begin PAGE EXTRACT

The History of the Bone… Forty Years and Still Wandering

Bone has travelled twice to the base of Mt. Everest.

Since Bone played a prominent role in our raft trip down the Colorado River through the Grand Canyon, I decided to republish his history and an interview he did. This is mainly for the folks who follow my blog and aren’t familiar with his exploits. Many of you will have read today and tomorrow’s posts.

Sometime in the 1900s Bone started his life as part of a horse wandering through the Sierra Nevada Mountains. The horse was allegedly eaten by a bear. Bone ended up in a high mountain meadow practicing Zen and being nibbled on by a miscreant rodent.

1977: He was ‘discovered’ by two lost backpackers (Curt Mekemson and Tom Lovering) on the Tahoe Yosemite Trail above Lake Tahoe and launched his career of wandering the world.

Normally, Bone likes to hang out in our library at home. His favorite section is travel.

He also has a fondness for George, the Bush Devil who is on the cover of my book, “The Bush Devil Ate Sam.” Here, the two of them share a laugh.

end PAGE EXTRACT

SET EXERCISE A: Return every line of the rows that contains the string "next", treating uppercase and lowercase letters as different.
The Bone history and the rows that follow it come from unrelated sources.

begin SUPPLIED INFORMATION

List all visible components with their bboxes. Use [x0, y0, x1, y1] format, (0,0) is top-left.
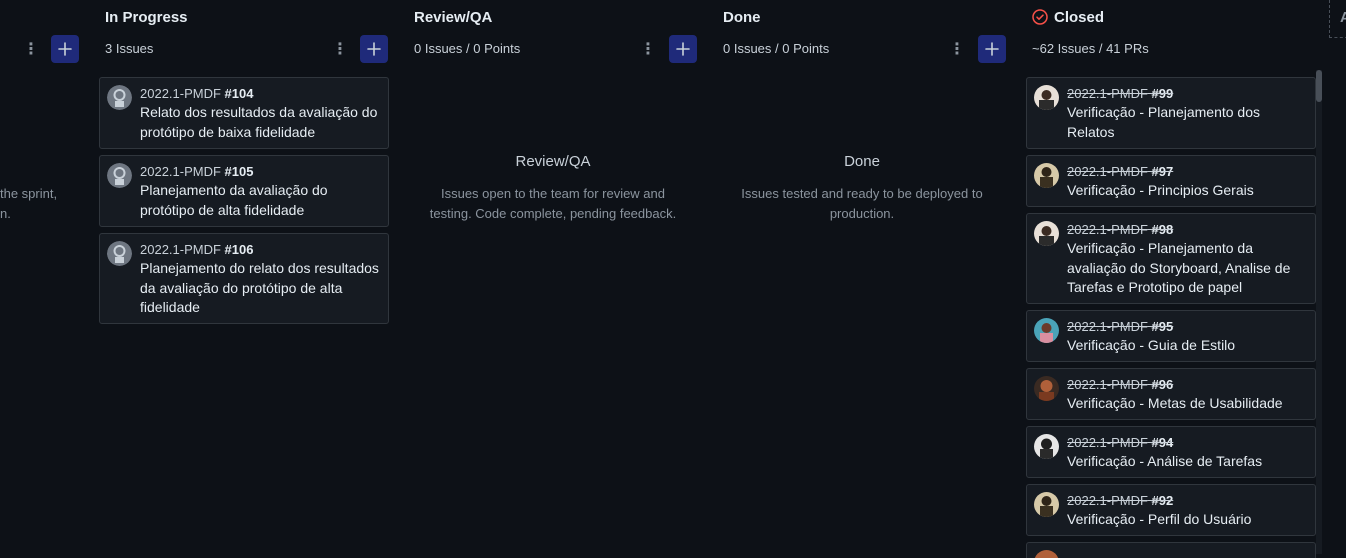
column-count: ~62 Issues / 41 PRs [1032, 41, 1149, 56]
issue-title[interactable]: Relato dos resultados da avaliação do pr… [140, 103, 380, 142]
issue-title[interactable]: Verificação - Guia de Estilo [1067, 336, 1307, 356]
add-card-button[interactable] [360, 35, 388, 63]
plus-icon [985, 42, 999, 56]
avatar [1034, 434, 1059, 459]
issue-number: #106 [224, 242, 254, 257]
empty-state-description: Issues tested and ready to be deployed t… [741, 186, 983, 221]
issue-number: #99 [1151, 86, 1174, 101]
plus-icon [58, 42, 72, 56]
closed-card[interactable]: 2022.1-PMDF #92 Verificação - Perfil do … [1026, 484, 1316, 536]
column-title: In Progress [105, 9, 188, 26]
repo-name: 2022.1-PMDF [140, 86, 221, 101]
partial-desc-line-2: n. [0, 205, 11, 221]
avatar [1034, 163, 1059, 188]
closed-card[interactable] [1026, 542, 1316, 558]
column-count: 0 Issues / 0 Points [723, 41, 830, 56]
closed-card[interactable]: 2022.1-PMDF #98 Verificação - Planejamen… [1026, 213, 1316, 304]
next-column-stub[interactable]: A [1329, 0, 1346, 38]
issue-number: #97 [1151, 164, 1174, 179]
repo-name: 2022.1-PMDF [1067, 86, 1148, 101]
repo-name: 2022.1-PMDF [1067, 435, 1148, 450]
issue-title[interactable]: Planejamento da avaliação do protótipo d… [140, 181, 380, 220]
issue-number: #105 [224, 164, 254, 179]
issue-title[interactable]: Verificação - Planejamento dos Relatos [1067, 103, 1307, 142]
closed-card[interactable]: 2022.1-PMDF #94 Verificação - Análise de… [1026, 426, 1316, 478]
issue-number: #96 [1151, 377, 1174, 392]
closed-card[interactable]: 2022.1-PMDF #96 Verificação - Metas de U… [1026, 368, 1316, 420]
avatar [107, 241, 132, 266]
issue-number: #104 [224, 86, 254, 101]
add-card-button[interactable] [978, 35, 1006, 63]
issue-title[interactable]: Planejamento do relato dos resultados da… [140, 259, 380, 318]
kebab-menu-icon[interactable]: ⋮ [946, 35, 968, 63]
empty-state-title: Done [844, 153, 880, 170]
issue-card[interactable]: 2022.1-PMDF #106 Planejamento do relato … [99, 233, 389, 324]
avatar [107, 163, 132, 188]
empty-state-description: Issues open to the team for review and t… [429, 186, 677, 221]
column-title: Done [723, 9, 761, 26]
issue-reference: 2022.1-PMDF #95 [1067, 319, 1173, 334]
issue-reference: 2022.1-PMDF #106 [140, 242, 253, 257]
avatar [107, 85, 132, 110]
kebab-menu-icon[interactable]: ⋮ [637, 35, 659, 63]
issue-title[interactable]: Verificação - Principios Gerais [1067, 181, 1307, 201]
issue-reference: 2022.1-PMDF #92 [1067, 493, 1173, 508]
issue-reference: 2022.1-PMDF #105 [140, 164, 253, 179]
closed-card[interactable]: 2022.1-PMDF #97 Verificação - Principios… [1026, 155, 1316, 207]
column-closed: Closed ~62 Issues / 41 PRs 2022.1-PMDF #… [1026, 0, 1316, 558]
issue-card[interactable]: 2022.1-PMDF #105 Planejamento da avaliaç… [99, 155, 389, 227]
scrollbar-track[interactable] [1316, 70, 1322, 554]
plus-icon [676, 42, 690, 56]
repo-name: 2022.1-PMDF [1067, 319, 1148, 334]
column-review-qa: Review/QA 0 Issues / 0 Points ⋮ Review/Q… [408, 0, 698, 558]
issue-number: #92 [1151, 493, 1174, 508]
column-title: Review/QA [414, 9, 493, 26]
avatar [1034, 492, 1059, 517]
repo-name: 2022.1-PMDF [140, 242, 221, 257]
empty-state-title: Review/QA [515, 153, 591, 170]
avatar [1034, 376, 1059, 401]
issue-number: #94 [1151, 435, 1174, 450]
issue-number: #95 [1151, 319, 1174, 334]
column-in-progress: In Progress 3 Issues ⋮ 2022.1-PMDF #104 … [99, 0, 389, 558]
issue-reference: 2022.1-PMDF #97 [1067, 164, 1173, 179]
issue-reference: 2022.1-PMDF #94 [1067, 435, 1173, 450]
issue-title[interactable]: Verificação - Perfil do Usuário [1067, 510, 1307, 530]
plus-icon [367, 42, 381, 56]
add-card-button[interactable] [669, 35, 697, 63]
partial-column-description: the sprint, n. [0, 184, 57, 223]
partial-column-add-button[interactable] [51, 35, 79, 63]
closed-card[interactable]: 2022.1-PMDF #99 Verificação - Planejamen… [1026, 77, 1316, 149]
issue-reference: 2022.1-PMDF #96 [1067, 377, 1173, 392]
repo-name: 2022.1-PMDF [1067, 493, 1148, 508]
issue-title[interactable]: Verificação - Análise de Tarefas [1067, 452, 1307, 472]
issue-title[interactable]: Verificação - Metas de Usabilidade [1067, 394, 1307, 414]
scrollbar-thumb[interactable] [1316, 70, 1322, 102]
repo-name: 2022.1-PMDF [140, 164, 221, 179]
closed-card[interactable]: 2022.1-PMDF #95 Verificação - Guia de Es… [1026, 310, 1316, 362]
issue-reference: 2022.1-PMDF #99 [1067, 86, 1173, 101]
issue-number: #98 [1151, 222, 1174, 237]
issue-title[interactable]: Verificação - Planejamento da avaliação … [1067, 239, 1307, 298]
column-count: 3 Issues [105, 41, 154, 56]
repo-name: 2022.1-PMDF [1067, 222, 1148, 237]
repo-name: 2022.1-PMDF [1067, 164, 1148, 179]
avatar [1034, 85, 1059, 110]
column-title: Closed [1054, 9, 1105, 26]
issue-card[interactable]: 2022.1-PMDF #104 Relato dos resultados d… [99, 77, 389, 149]
column-count: 0 Issues / 0 Points [414, 41, 521, 56]
next-column-title: A [1340, 9, 1346, 26]
avatar [1034, 318, 1059, 343]
issue-reference: 2022.1-PMDF #104 [140, 86, 253, 101]
repo-name: 2022.1-PMDF [1067, 377, 1148, 392]
avatar [1034, 221, 1059, 246]
kebab-menu-icon[interactable]: ⋮ [329, 35, 351, 63]
issue-reference: 2022.1-PMDF #98 [1067, 222, 1173, 237]
avatar [1034, 550, 1059, 558]
partial-column-menu-icon[interactable]: ⋮ [20, 35, 42, 63]
partial-desc-line-1: the sprint, [0, 186, 58, 201]
column-done: Done 0 Issues / 0 Points ⋮ Done Issues t… [717, 0, 1007, 558]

end SUPPLIED INFORMATION

SET EXERCISE B: Reproduce the Bone history starting at the words "1977: He was" and ending after "wandering the world.", with "backpackers" updated to "hikers".

COMPLETE OUTPUT A:
next-column-stub[interactable]: A [1329, 0, 1346, 38]
next-column-title: A [1340, 9, 1346, 26]

COMPLETE OUTPUT B:
1977: He was ‘discovered’ by two lost hikers (Curt Mekemson and Tom Lovering) on the Tahoe Yosemite Trail above Lake Tahoe and launched his career of wandering the world.